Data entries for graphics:
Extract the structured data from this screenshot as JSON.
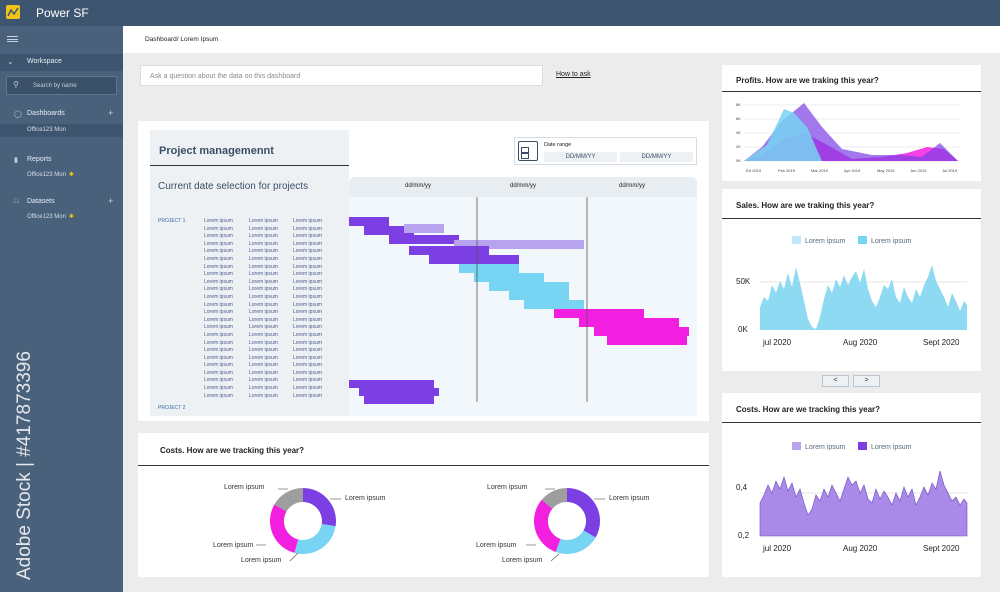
{
  "app": {
    "title": "Power SF"
  },
  "sidebar": {
    "workspace": "Workspace",
    "search_placeholder": "Search by name",
    "sections": [
      {
        "label": "Dashboards",
        "sub": "Office123 Mon"
      },
      {
        "label": "Reports",
        "sub": "Office123 Mon"
      },
      {
        "label": "Datasets",
        "sub": "Office123 Mon"
      }
    ],
    "stock_text": "Adobe Stock | #417873396"
  },
  "breadcrumb": "Dashboard/ Lorem Ipsum",
  "ask": {
    "placeholder": "Ask a question about the data on this dashboard",
    "link": "How to ask"
  },
  "project": {
    "title": "Project managemennt",
    "subtitle": "Current date selection for projects",
    "date_range_label": "Date range",
    "date_from": "DD/MM/YY",
    "date_to": "DD/MM/YY",
    "column_dates": [
      "dd/mm/yy",
      "dd/mm/yy",
      "dd/mm/yy"
    ],
    "project_labels": [
      "PROJECT 1",
      "PROJECT 2"
    ],
    "lorem": "Lorem ipsum"
  },
  "costs_bottom": {
    "title": "Costs. How are we tracking this year?",
    "lorem": "Lorem ipsum"
  },
  "profits": {
    "title": "Profits. How are we traking this year?",
    "y_ticks": [
      "8K",
      "6K",
      "4K",
      "2K",
      "0K"
    ],
    "x_ticks": [
      "Ert 2019",
      "Feb 2019",
      "Mar 2019",
      "Apr 2019",
      "May 2019",
      "Jun 2019",
      "Jul 2019"
    ]
  },
  "sales": {
    "title": "Sales. How are we traking this year?",
    "legend": [
      "Lorem ipsum",
      "Lorem ipsum"
    ],
    "y_ticks": [
      "50K",
      "0K"
    ],
    "x_ticks": [
      "jul 2020",
      "Aug 2020",
      "Sept 2020"
    ],
    "prev": "<",
    "next": ">"
  },
  "costs_right": {
    "title": "Costs. How are we tracking this year?",
    "legend": [
      "Lorem ipsum",
      "Lorem ipsum"
    ],
    "y_ticks": [
      "0,4",
      "0,2"
    ],
    "x_ticks": [
      "jul 2020",
      "Aug 2020",
      "Sept 2020"
    ]
  },
  "colors": {
    "topbar": "#3e5570",
    "sidebar": "#4a617c",
    "purple": "#7b3fe4",
    "lavender": "#b8a3ef",
    "magenta": "#f21ee0",
    "sky": "#77d4f2",
    "grey": "#9e9e9e"
  }
}
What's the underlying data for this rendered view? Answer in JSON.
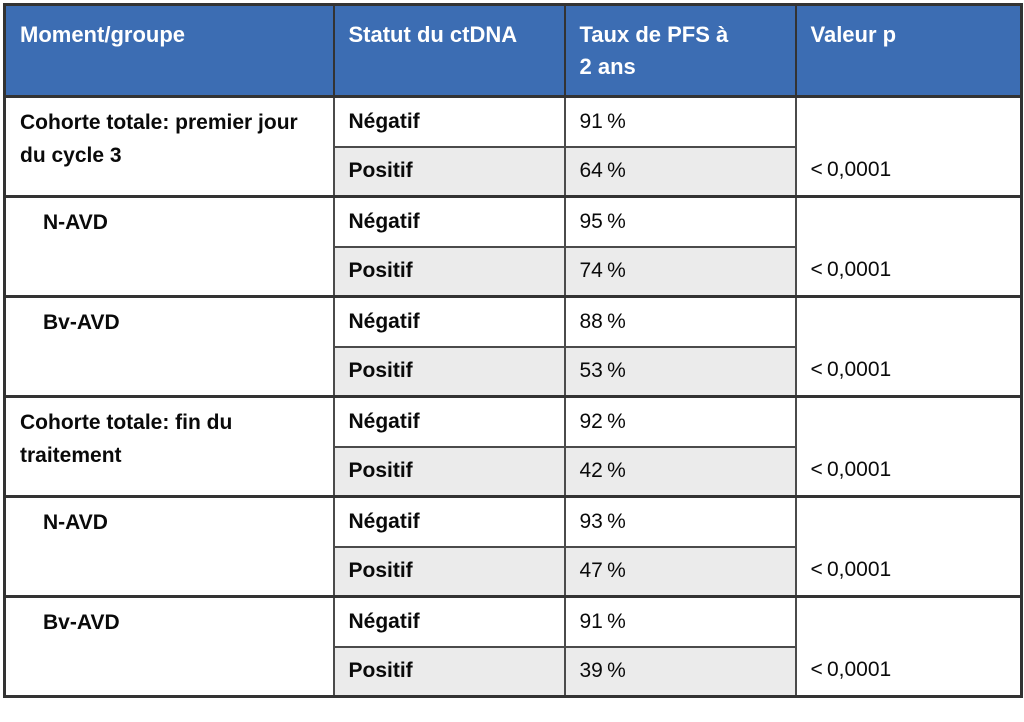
{
  "table": {
    "headers": [
      "Moment/groupe",
      "Statut du ctDNA",
      "Taux de PFS à 2 ans",
      "Valeur p"
    ],
    "groups": [
      {
        "label": "Cohorte totale: premier jour du cycle 3",
        "indent": false,
        "rows": [
          {
            "status": "Négatif",
            "rate": "91 %"
          },
          {
            "status": "Positif",
            "rate": "64 %"
          }
        ],
        "p_value": "< 0,0001"
      },
      {
        "label": "N-AVD",
        "indent": true,
        "rows": [
          {
            "status": "Négatif",
            "rate": "95 %"
          },
          {
            "status": "Positif",
            "rate": "74 %"
          }
        ],
        "p_value": "< 0,0001"
      },
      {
        "label": "Bv-AVD",
        "indent": true,
        "rows": [
          {
            "status": "Négatif",
            "rate": "88 %"
          },
          {
            "status": "Positif",
            "rate": "53 %"
          }
        ],
        "p_value": "< 0,0001"
      },
      {
        "label": "Cohorte totale: fin du traitement",
        "indent": false,
        "rows": [
          {
            "status": "Négatif",
            "rate": "92 %"
          },
          {
            "status": "Positif",
            "rate": "42 %"
          }
        ],
        "p_value": "< 0,0001"
      },
      {
        "label": "N-AVD",
        "indent": true,
        "rows": [
          {
            "status": "Négatif",
            "rate": "93 %"
          },
          {
            "status": "Positif",
            "rate": "47 %"
          }
        ],
        "p_value": "< 0,0001"
      },
      {
        "label": "Bv-AVD",
        "indent": true,
        "rows": [
          {
            "status": "Négatif",
            "rate": "91 %"
          },
          {
            "status": "Positif",
            "rate": "39 %"
          }
        ],
        "p_value": "< 0,0001"
      }
    ],
    "colors": {
      "header_bg": "#3c6db3",
      "header_text": "#ffffff",
      "shaded_row_bg": "#ebebeb",
      "border": "#333333",
      "text": "#0a0a0a"
    }
  }
}
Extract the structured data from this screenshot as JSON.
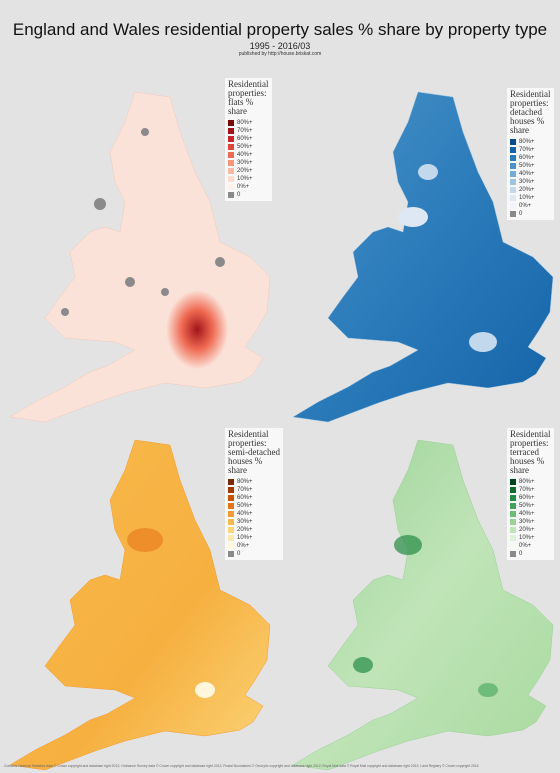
{
  "header": {
    "title": "England and Wales residential property sales % share by property type",
    "subtitle": "1995 - 2016/03",
    "credit": "published by http://house.briskat.com"
  },
  "maps": [
    {
      "legend": {
        "title": [
          "Residential",
          "properties:",
          "flats %",
          "share"
        ],
        "items": [
          {
            "label": "80%+",
            "color": "#7a0a0a"
          },
          {
            "label": "70%+",
            "color": "#a3141a"
          },
          {
            "label": "60%+",
            "color": "#c9252b"
          },
          {
            "label": "50%+",
            "color": "#e0463a"
          },
          {
            "label": "40%+",
            "color": "#ef6a52"
          },
          {
            "label": "30%+",
            "color": "#f79479"
          },
          {
            "label": "20%+",
            "color": "#fbb9a1"
          },
          {
            "label": "10%+",
            "color": "#fddccf"
          },
          {
            "label": "0%+",
            "color": "#fef1eb"
          },
          {
            "label": "0",
            "color": "#8a8a8a"
          }
        ]
      }
    },
    {
      "legend": {
        "title": [
          "Residential",
          "properties:",
          "detached",
          "houses %",
          "share"
        ],
        "items": [
          {
            "label": "80%+",
            "color": "#084a8a"
          },
          {
            "label": "70%+",
            "color": "#1563a8"
          },
          {
            "label": "60%+",
            "color": "#2b7bba"
          },
          {
            "label": "50%+",
            "color": "#4a93c8"
          },
          {
            "label": "40%+",
            "color": "#74acd5"
          },
          {
            "label": "30%+",
            "color": "#9cc3e2"
          },
          {
            "label": "20%+",
            "color": "#c2d8ec"
          },
          {
            "label": "10%+",
            "color": "#dde8f4"
          },
          {
            "label": "0%+",
            "color": "#f1f5fb"
          },
          {
            "label": "0",
            "color": "#8a8a8a"
          }
        ]
      }
    },
    {
      "legend": {
        "title": [
          "Residential",
          "properties:",
          "semi-detached",
          "houses %",
          "share"
        ],
        "items": [
          {
            "label": "80%+",
            "color": "#7a2a04"
          },
          {
            "label": "70%+",
            "color": "#a33a04"
          },
          {
            "label": "60%+",
            "color": "#cc5306"
          },
          {
            "label": "50%+",
            "color": "#e8741a"
          },
          {
            "label": "40%+",
            "color": "#f49a30"
          },
          {
            "label": "30%+",
            "color": "#f8ba4c"
          },
          {
            "label": "20%+",
            "color": "#fbd57a"
          },
          {
            "label": "10%+",
            "color": "#fde9b0"
          },
          {
            "label": "0%+",
            "color": "#fff6dc"
          },
          {
            "label": "0",
            "color": "#8a8a8a"
          }
        ]
      }
    },
    {
      "legend": {
        "title": [
          "Residential",
          "properties:",
          "terraced",
          "houses %",
          "share"
        ],
        "items": [
          {
            "label": "80%+",
            "color": "#00441b"
          },
          {
            "label": "70%+",
            "color": "#0d6b2e"
          },
          {
            "label": "60%+",
            "color": "#238b45"
          },
          {
            "label": "50%+",
            "color": "#41a35a"
          },
          {
            "label": "40%+",
            "color": "#6cbd76"
          },
          {
            "label": "30%+",
            "color": "#98d294"
          },
          {
            "label": "20%+",
            "color": "#c0e4b8"
          },
          {
            "label": "10%+",
            "color": "#def2d8"
          },
          {
            "label": "0%+",
            "color": "#f3faf0"
          },
          {
            "label": "0",
            "color": "#8a8a8a"
          }
        ]
      }
    }
  ],
  "footer": "Contains National Statistics data © Crown copyright and database right 2012; Ordnance Survey data © Crown copyright and database right 2012; Postal Boundaries © GeoLytix copyright and database right 2012; Royal Mail data © Royal Mail copyright and database right 2012; Land Registry © Crown copyright 2016"
}
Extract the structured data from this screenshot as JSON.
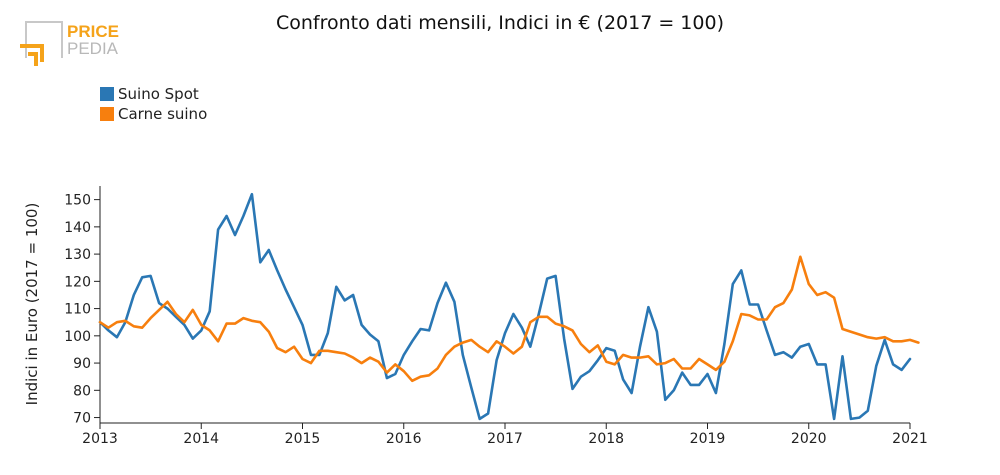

- WHAT THE TASK REQUIRES -
Search the preceding listing for "rate" and extract every line where it is found.

- COMPLETED TASK -
            "rate": "91 %"
            "rate": "64 %"
            "rate": "95 %"
            "rate": "74 %"
            "rate": "88 %"
            "rate": "53 %"
            "rate": "92 %"
            "rate": "42 %"
            "rate": "93 %"
            "rate": "47 %"
            "rate": "91 %"
            "rate": "39 %"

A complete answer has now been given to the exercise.